▸ LISTED ENTRIES

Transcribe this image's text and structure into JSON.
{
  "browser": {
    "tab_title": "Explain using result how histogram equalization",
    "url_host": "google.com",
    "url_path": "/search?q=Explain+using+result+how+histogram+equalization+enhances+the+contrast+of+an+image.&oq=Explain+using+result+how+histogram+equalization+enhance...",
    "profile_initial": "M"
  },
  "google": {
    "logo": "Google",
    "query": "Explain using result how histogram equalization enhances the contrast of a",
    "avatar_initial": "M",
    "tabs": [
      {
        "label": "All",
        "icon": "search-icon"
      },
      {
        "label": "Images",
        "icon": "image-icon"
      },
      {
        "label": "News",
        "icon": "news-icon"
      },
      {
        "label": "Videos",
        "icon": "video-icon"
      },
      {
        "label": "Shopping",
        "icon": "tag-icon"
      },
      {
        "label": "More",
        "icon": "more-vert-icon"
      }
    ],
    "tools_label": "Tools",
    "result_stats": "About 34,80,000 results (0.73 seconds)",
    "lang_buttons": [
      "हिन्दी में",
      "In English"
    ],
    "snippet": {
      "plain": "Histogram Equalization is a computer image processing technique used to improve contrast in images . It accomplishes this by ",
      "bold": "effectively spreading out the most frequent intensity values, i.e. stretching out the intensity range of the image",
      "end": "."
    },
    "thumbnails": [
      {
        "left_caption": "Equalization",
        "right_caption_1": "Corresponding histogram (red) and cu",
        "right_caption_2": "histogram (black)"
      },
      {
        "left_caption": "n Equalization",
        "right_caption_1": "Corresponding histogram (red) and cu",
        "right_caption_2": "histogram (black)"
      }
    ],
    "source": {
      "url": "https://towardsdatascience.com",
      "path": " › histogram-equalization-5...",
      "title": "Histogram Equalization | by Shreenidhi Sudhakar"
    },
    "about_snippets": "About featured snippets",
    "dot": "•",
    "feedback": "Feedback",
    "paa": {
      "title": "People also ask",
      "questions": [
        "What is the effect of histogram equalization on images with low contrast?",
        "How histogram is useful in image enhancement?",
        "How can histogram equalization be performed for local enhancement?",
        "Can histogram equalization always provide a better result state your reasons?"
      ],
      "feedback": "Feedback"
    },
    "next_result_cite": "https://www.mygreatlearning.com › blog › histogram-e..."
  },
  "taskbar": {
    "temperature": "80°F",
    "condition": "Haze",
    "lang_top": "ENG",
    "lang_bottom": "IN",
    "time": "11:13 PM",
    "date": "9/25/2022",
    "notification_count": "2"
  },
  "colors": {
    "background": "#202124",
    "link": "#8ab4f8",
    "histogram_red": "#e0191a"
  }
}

...

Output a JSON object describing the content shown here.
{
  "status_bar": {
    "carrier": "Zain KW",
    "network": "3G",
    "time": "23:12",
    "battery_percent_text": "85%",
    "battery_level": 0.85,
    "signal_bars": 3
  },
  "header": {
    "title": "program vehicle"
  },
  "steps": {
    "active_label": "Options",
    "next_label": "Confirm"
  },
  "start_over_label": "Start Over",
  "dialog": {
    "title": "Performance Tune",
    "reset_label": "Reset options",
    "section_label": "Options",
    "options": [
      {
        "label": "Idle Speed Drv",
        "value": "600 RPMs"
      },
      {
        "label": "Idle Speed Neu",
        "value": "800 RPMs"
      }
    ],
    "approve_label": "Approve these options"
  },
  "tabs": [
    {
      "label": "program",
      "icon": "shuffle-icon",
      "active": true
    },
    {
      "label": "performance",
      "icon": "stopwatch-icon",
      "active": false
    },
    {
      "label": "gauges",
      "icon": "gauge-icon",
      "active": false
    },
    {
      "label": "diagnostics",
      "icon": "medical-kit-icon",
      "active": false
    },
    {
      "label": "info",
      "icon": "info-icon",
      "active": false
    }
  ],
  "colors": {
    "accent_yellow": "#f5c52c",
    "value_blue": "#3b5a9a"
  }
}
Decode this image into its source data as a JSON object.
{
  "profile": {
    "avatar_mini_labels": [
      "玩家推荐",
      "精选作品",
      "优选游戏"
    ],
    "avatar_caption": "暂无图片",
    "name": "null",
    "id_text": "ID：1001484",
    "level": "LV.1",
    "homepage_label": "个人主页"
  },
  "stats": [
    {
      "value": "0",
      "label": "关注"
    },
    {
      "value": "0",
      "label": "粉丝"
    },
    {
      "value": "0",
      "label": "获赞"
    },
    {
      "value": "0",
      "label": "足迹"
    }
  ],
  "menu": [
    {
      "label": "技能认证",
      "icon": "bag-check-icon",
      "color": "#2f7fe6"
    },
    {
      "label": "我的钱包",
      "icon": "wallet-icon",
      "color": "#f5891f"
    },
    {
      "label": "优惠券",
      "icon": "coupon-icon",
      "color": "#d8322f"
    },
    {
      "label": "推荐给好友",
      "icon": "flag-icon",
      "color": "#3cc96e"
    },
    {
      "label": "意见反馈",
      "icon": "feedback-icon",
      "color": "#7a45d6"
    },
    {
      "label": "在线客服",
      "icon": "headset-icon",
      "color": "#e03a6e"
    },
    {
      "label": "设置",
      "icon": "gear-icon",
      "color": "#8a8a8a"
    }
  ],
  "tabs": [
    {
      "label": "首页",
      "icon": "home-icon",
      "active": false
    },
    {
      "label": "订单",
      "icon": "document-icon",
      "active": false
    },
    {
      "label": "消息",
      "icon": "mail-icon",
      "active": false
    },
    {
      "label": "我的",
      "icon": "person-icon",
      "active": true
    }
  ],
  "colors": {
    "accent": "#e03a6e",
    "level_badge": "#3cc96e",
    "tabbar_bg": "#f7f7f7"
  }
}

--

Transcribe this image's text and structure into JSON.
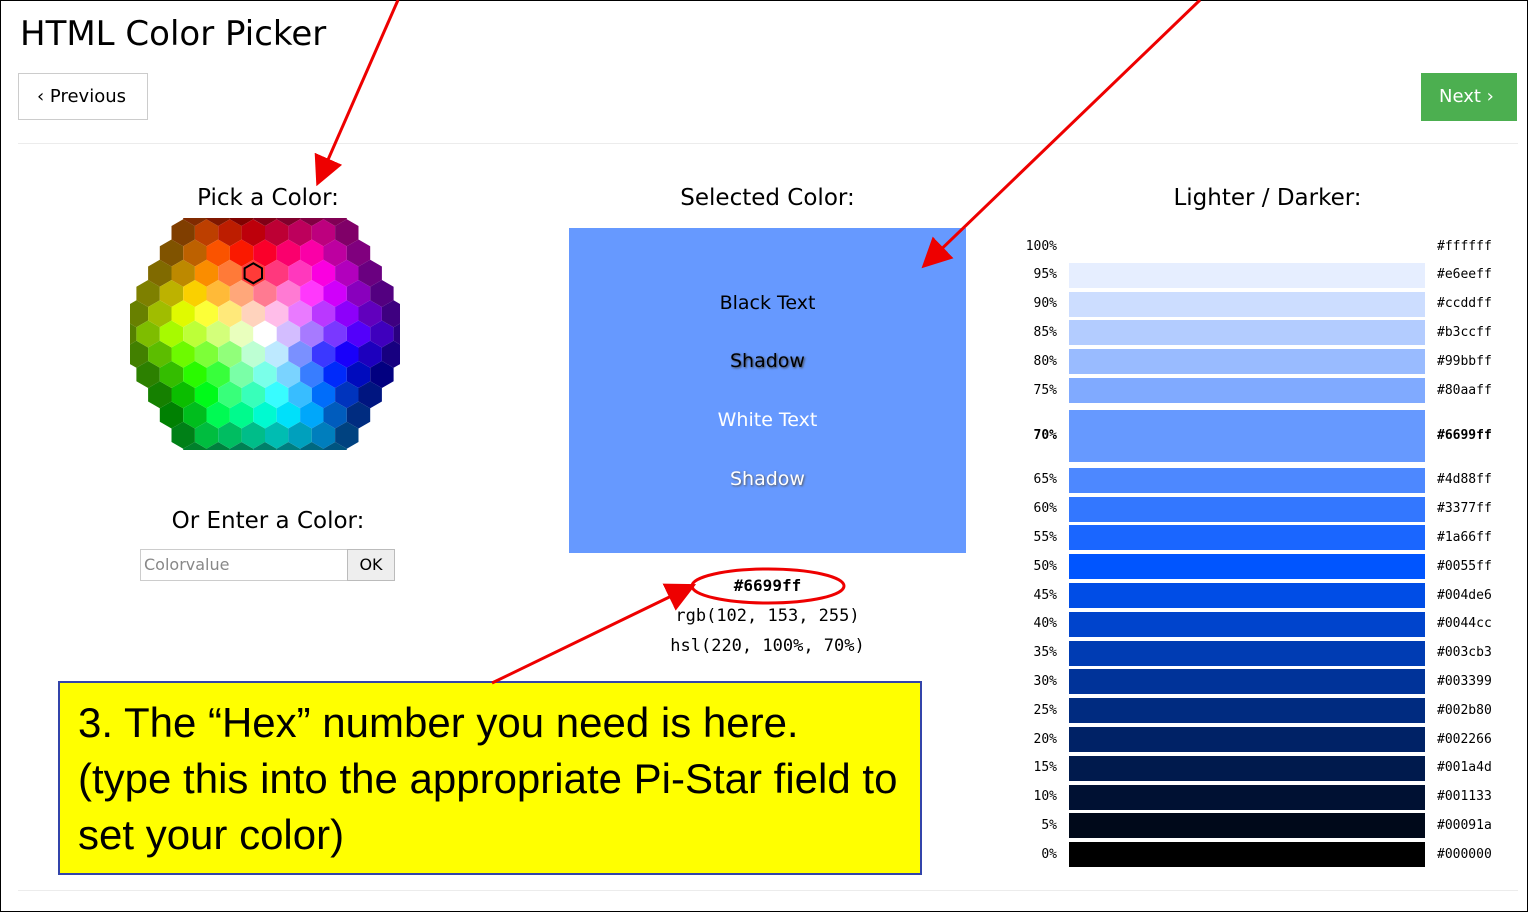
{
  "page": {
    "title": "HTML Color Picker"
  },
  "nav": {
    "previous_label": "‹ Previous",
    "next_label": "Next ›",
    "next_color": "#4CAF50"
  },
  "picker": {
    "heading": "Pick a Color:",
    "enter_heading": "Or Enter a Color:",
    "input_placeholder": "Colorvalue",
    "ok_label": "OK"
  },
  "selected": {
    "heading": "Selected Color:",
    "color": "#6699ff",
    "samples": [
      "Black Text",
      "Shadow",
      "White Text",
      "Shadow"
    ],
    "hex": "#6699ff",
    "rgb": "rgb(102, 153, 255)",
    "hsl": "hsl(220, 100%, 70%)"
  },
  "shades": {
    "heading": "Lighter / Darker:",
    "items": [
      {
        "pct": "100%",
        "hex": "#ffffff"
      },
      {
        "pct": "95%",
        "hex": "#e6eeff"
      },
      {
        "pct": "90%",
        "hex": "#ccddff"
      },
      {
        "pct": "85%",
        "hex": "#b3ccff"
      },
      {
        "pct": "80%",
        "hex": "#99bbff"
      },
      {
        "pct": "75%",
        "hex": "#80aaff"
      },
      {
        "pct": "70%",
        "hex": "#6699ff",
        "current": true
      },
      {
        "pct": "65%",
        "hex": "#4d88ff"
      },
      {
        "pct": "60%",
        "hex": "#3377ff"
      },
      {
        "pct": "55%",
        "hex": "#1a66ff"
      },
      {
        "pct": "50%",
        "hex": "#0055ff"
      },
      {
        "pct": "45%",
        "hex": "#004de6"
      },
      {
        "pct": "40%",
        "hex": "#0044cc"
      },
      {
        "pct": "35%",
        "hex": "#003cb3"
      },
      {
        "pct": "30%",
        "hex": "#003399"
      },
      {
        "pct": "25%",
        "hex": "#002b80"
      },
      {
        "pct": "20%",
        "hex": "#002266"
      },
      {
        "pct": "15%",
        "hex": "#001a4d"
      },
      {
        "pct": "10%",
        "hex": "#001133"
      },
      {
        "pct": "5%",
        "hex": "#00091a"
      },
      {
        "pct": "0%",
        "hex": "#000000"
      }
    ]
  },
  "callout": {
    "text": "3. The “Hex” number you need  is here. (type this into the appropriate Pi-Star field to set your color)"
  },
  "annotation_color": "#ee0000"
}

▸ SHORT TASK
Scan the records for the string "program". Copy each line in which it appears.

▸ WORKED ANSWER
    "title": "program vehicle"
      "label": "program",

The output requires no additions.